- **Required tasks**
a - From the PlayAround article, copy the passage from "PlayAround was an" to "its characters' sprites.".
b - Answer these questions using the PlayAround article:
(i) Who founded PlayAround?
(ii) During what event did American Multiple Industries go bankrupt?
(iii) What name was given to the extra-long cartridges that had a different game on each end?

PlayAround
- Industry: Video games
- Founder: Joel H. Martin
- Products: Beat 'Em and Eat 'Em / Philly Flasher; Burning Desire / Jungle Fever; Knight on the Town / Lady in Wading; Cathouse Blues / Gigolo; Bachelor Party / Bachelorette Party; General Retreat / Westward Ho!;

= PlayAround =

American video game company

PlayAround was an American video game developer founded by Joel H. Martin, co-founder of American Multiple Industries, (Note: Formal name, the company did business under the more familiar name Mystique) the first distinctly pornographic video game company.

PlayAround purchased the rights to American Multiple Industries' titles through the latter's bankruptcy during the video game crash of 1983, and re-released them as extra-long cartridges that had a different game on each end, named "double-enders". PlayAround's game development strategy was identical to that of its predecessor, which involved the creation of unlicensed pornographic Atari 2600 games. However, the majority of their new releases were graphical modifications that reversed the gender traits of its characters' sprites.

==List of PlayAround games==
===Beat 'Em and Eat 'Em/Philly Flasher===

- In Beat 'Em and Eat 'Em, a man ejaculates from the top of a building, and the player controls two nude women on the ground to catch the man's semen in their mouths. The gameplay of Philly Flasher is identical, though the player controls two men catching breast milk from a lactating witch.

- **Record set**
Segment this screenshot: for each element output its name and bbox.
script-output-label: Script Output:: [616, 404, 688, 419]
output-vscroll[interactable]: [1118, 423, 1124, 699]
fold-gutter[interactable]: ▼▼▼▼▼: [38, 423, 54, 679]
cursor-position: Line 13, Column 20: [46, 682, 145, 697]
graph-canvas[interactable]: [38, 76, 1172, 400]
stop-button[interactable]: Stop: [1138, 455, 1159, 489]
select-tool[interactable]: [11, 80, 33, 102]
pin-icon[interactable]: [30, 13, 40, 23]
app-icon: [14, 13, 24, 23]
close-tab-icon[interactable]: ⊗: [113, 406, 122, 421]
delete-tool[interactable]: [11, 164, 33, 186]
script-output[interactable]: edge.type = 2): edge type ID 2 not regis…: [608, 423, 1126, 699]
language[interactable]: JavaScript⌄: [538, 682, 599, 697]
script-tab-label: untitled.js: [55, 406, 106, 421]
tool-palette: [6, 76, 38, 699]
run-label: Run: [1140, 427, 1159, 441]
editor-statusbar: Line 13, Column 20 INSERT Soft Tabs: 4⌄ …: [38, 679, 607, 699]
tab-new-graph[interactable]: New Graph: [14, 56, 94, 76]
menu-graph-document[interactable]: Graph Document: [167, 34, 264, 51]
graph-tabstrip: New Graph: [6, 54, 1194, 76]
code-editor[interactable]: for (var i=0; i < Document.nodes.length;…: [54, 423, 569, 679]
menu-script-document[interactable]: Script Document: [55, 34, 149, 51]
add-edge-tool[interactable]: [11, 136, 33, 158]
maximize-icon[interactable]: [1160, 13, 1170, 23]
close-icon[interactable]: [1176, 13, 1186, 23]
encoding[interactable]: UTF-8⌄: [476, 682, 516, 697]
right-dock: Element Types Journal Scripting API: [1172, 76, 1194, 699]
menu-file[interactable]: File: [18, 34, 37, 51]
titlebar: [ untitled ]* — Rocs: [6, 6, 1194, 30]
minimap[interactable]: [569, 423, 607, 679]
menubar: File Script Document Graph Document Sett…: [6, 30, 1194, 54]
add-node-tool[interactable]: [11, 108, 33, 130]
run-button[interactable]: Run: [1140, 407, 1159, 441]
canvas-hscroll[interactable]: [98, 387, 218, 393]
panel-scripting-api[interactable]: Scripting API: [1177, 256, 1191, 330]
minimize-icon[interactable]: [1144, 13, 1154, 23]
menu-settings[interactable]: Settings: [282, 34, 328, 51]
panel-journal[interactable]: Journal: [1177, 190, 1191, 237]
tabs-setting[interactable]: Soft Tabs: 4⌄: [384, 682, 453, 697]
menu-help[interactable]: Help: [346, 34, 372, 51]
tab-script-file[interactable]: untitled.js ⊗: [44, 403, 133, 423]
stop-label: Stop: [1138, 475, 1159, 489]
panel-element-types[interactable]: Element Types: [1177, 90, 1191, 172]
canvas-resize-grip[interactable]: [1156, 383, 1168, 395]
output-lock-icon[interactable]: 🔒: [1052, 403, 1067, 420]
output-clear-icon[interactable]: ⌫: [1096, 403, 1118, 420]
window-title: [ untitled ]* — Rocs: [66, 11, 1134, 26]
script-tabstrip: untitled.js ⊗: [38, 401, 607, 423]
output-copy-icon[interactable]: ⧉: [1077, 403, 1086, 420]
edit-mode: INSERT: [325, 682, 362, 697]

- **Answers for the tasks**
a -
PlayAround was an American video game developer founded by Joel H. Martin, co-founder of American Multiple Industries, (Note: Formal name, the company did business under the more familiar name Mystique) the first distinctly pornographic video game company.

PlayAround purchased the rights to American Multiple Industries' titles through the latter's bankruptcy during the video game crash of 1983, and re-released them as extra-long cartridges that had a different game on each end, named "double-enders". PlayAround's game development strategy was identical to that of its predecessor, which involved the creation of unlicensed pornographic Atari 2600 games. However, the majority of their new releases were graphical modifications that reversed the gender traits of its characters' sprites.

b -
(i) PlayAround was founded by Joel H. Martin.
(ii) American Multiple Industries went bankrupt during the video game crash of 1983.
(iii) The cartridges were named "double-enders".